#### Exercise details
List each line of the data that holds the string "Leitung".

[Saved data entries]
::::

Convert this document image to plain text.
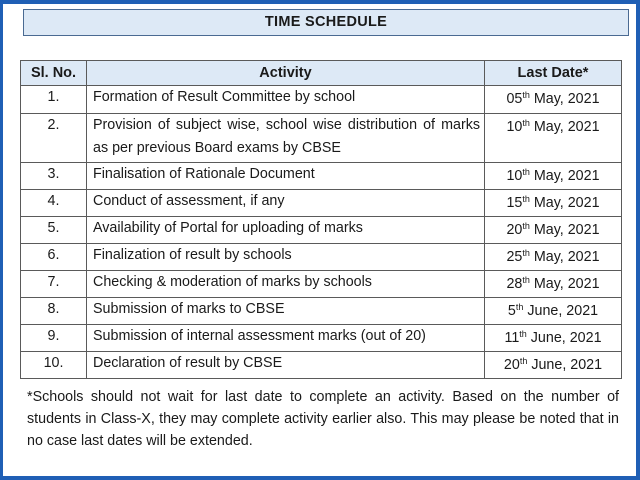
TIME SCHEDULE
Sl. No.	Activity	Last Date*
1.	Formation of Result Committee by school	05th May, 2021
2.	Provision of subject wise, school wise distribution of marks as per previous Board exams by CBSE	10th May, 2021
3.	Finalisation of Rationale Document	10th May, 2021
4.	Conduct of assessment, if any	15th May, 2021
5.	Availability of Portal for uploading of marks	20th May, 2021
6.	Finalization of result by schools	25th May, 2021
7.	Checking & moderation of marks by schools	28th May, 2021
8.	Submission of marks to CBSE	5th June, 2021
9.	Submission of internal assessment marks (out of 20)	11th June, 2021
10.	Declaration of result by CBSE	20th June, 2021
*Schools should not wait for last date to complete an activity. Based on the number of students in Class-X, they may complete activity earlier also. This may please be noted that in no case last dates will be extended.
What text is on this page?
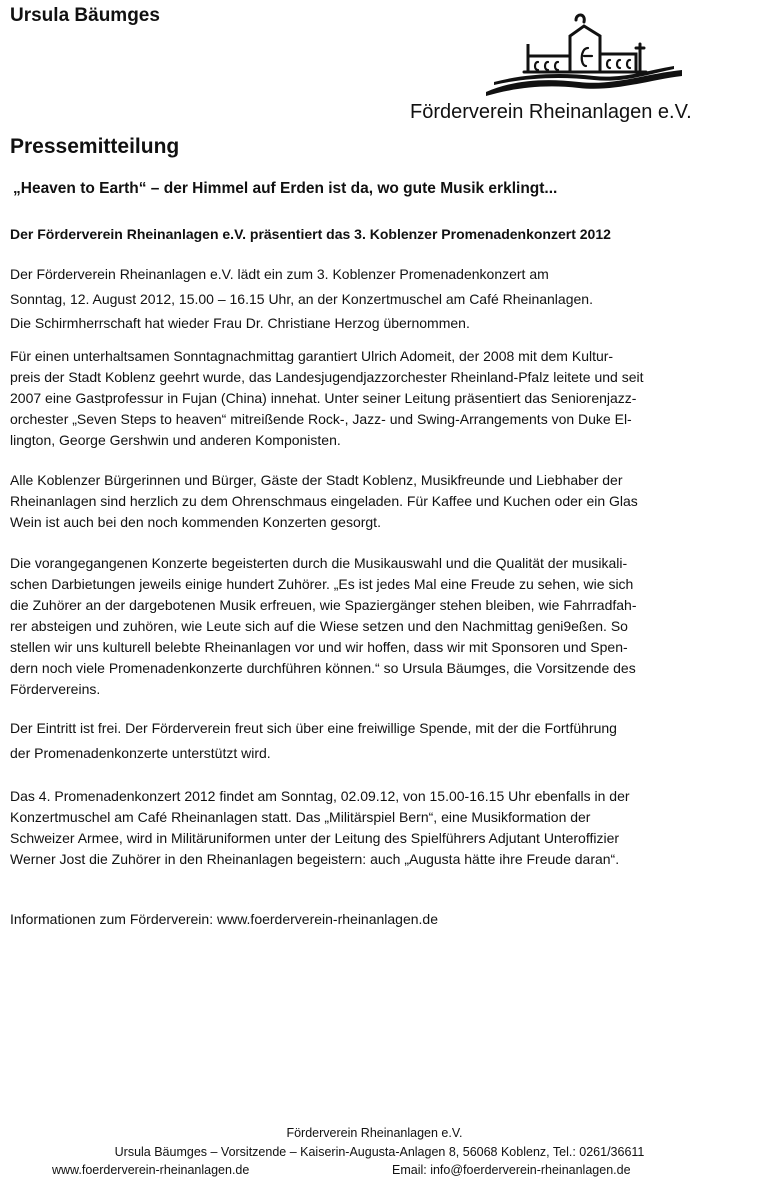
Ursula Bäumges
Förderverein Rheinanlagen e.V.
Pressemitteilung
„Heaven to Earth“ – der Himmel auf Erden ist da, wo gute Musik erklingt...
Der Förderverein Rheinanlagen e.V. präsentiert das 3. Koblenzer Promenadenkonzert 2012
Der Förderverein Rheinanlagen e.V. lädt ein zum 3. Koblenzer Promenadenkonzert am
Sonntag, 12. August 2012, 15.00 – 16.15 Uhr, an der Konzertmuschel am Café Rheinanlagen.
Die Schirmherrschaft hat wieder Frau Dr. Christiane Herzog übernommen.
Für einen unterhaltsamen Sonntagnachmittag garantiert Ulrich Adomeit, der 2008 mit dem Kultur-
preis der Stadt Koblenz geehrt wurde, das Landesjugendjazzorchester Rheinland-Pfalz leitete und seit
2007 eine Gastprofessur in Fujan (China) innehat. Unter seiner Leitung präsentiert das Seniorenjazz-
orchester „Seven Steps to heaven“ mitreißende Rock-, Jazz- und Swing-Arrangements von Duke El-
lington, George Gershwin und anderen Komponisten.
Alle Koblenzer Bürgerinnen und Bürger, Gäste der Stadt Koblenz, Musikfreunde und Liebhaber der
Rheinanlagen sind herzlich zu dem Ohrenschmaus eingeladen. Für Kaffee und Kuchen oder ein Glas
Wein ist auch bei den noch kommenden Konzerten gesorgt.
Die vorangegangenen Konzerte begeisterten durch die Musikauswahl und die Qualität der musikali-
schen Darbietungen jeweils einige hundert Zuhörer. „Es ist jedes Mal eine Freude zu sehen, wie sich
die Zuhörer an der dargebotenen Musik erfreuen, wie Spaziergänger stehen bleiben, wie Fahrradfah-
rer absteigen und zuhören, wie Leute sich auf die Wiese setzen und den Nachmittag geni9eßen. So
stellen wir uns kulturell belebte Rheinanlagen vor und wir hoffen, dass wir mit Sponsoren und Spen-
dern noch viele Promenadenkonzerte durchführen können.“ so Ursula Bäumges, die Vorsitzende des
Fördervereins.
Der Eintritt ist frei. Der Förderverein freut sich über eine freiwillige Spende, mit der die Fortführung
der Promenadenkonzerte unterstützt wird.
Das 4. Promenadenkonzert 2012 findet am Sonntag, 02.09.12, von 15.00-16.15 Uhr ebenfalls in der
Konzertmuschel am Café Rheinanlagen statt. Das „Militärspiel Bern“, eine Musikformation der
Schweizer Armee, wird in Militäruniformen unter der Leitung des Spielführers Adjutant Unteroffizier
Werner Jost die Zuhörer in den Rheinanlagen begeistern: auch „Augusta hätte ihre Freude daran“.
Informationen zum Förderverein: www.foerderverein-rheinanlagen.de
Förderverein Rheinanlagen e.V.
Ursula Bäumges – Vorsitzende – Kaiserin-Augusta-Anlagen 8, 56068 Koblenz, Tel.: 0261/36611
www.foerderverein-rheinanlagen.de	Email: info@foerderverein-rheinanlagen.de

::::

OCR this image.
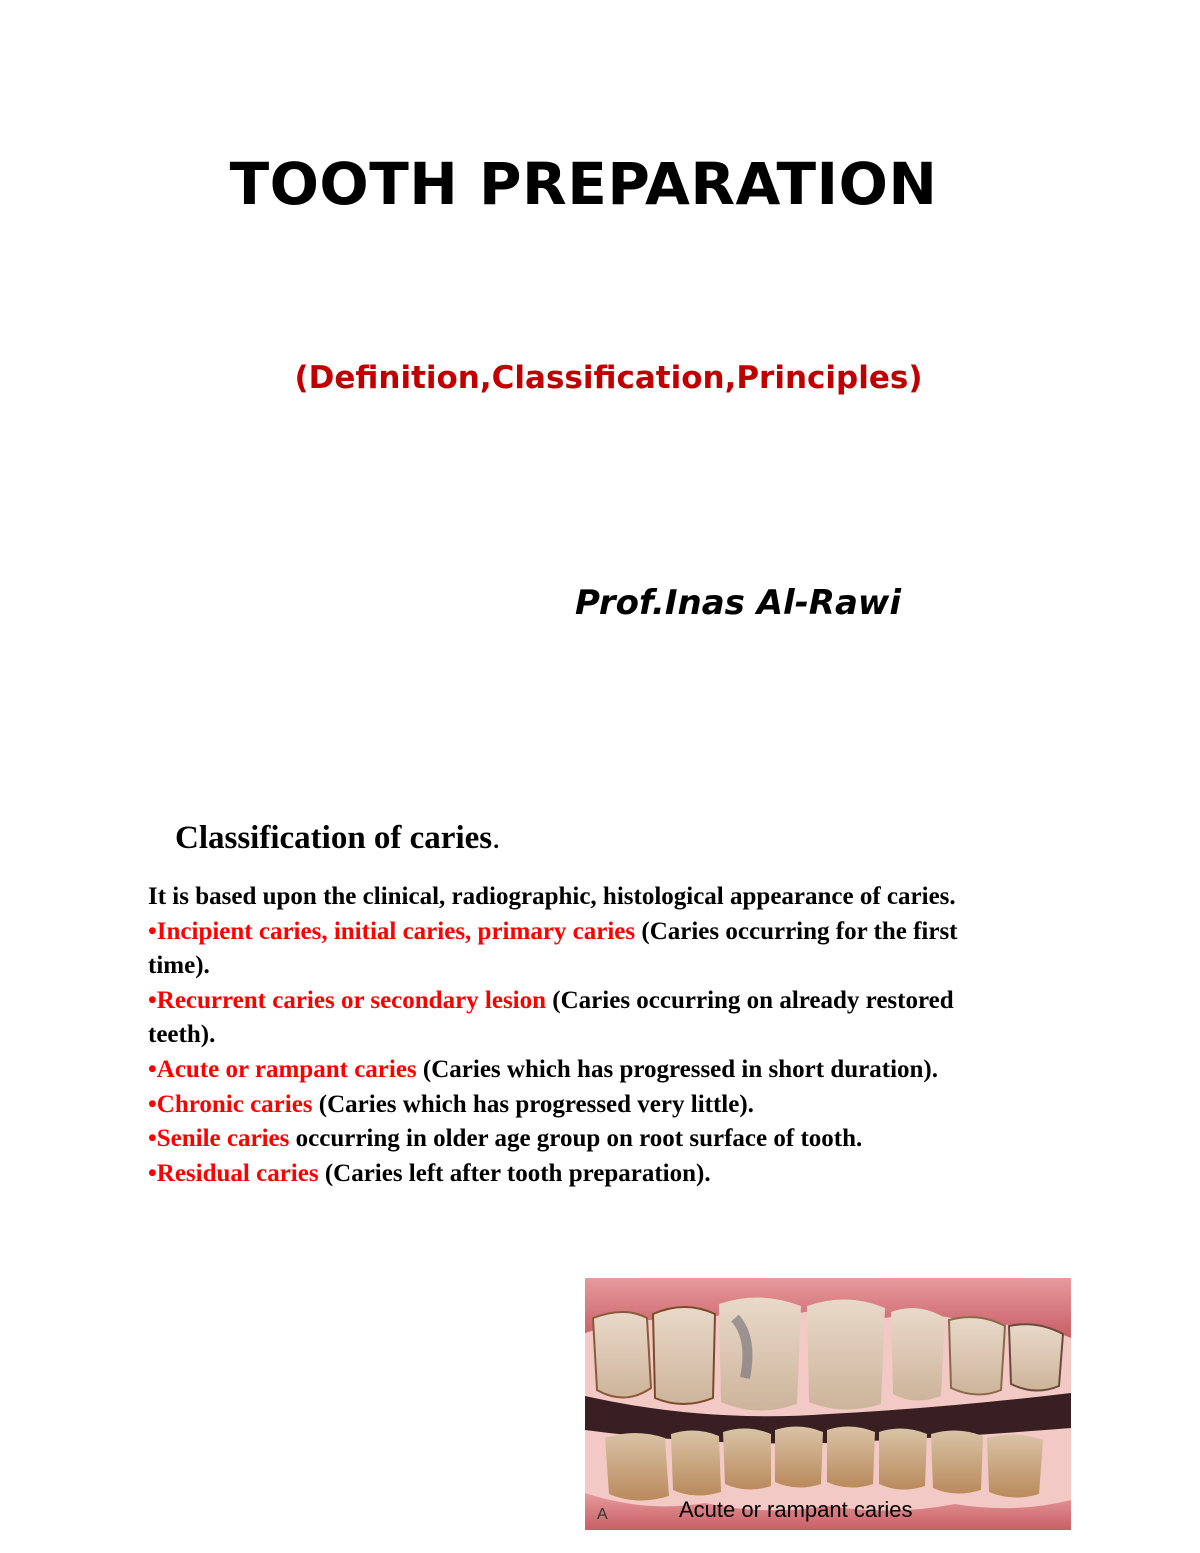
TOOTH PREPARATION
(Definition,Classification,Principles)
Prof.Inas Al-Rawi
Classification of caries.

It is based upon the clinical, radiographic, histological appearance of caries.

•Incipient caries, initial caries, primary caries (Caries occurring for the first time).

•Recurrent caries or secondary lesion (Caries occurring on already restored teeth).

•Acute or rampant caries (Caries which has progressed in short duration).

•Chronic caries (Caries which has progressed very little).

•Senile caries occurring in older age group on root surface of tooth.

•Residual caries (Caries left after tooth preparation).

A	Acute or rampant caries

::::

#### Worked solution
2007 eine Gastprofessur in Fujan (China) innehat. Unter seiner Leitung präsentiert das Seniorenjazz-
Schweizer Armee, wird in Militäruniformen unter der Leitung des Spielführers Adjutant Unteroffizier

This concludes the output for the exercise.